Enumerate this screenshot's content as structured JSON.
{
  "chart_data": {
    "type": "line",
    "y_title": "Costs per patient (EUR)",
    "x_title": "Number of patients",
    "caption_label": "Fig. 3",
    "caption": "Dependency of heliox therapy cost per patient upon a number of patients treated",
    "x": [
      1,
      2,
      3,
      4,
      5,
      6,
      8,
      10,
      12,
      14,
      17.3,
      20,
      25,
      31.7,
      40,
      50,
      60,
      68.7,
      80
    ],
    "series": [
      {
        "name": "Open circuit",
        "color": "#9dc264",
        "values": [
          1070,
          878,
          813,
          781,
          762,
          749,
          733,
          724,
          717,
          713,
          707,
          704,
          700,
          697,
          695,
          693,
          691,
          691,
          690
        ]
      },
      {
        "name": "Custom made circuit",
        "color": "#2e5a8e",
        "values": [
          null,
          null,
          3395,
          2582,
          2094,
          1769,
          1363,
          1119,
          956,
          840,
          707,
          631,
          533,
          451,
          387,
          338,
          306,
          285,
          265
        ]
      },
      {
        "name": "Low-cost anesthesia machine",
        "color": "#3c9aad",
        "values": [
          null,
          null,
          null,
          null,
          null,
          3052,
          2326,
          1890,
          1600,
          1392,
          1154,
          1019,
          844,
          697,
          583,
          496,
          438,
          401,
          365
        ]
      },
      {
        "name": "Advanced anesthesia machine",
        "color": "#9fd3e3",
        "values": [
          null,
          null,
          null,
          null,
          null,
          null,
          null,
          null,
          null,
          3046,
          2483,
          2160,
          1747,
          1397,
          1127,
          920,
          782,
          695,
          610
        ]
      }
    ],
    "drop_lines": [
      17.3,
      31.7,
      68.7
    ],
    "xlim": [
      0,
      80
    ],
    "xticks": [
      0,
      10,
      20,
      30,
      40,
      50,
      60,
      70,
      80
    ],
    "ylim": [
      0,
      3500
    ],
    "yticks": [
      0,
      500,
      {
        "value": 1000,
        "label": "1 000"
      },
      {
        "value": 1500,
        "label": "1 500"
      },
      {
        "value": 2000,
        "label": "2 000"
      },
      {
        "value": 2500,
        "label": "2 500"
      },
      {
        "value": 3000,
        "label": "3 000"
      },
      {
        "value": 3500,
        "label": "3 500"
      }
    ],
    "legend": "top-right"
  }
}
---+---
**TASK INSTRUCTIONS**
Return only the number of lines above that include "patients".

**RESULT**
2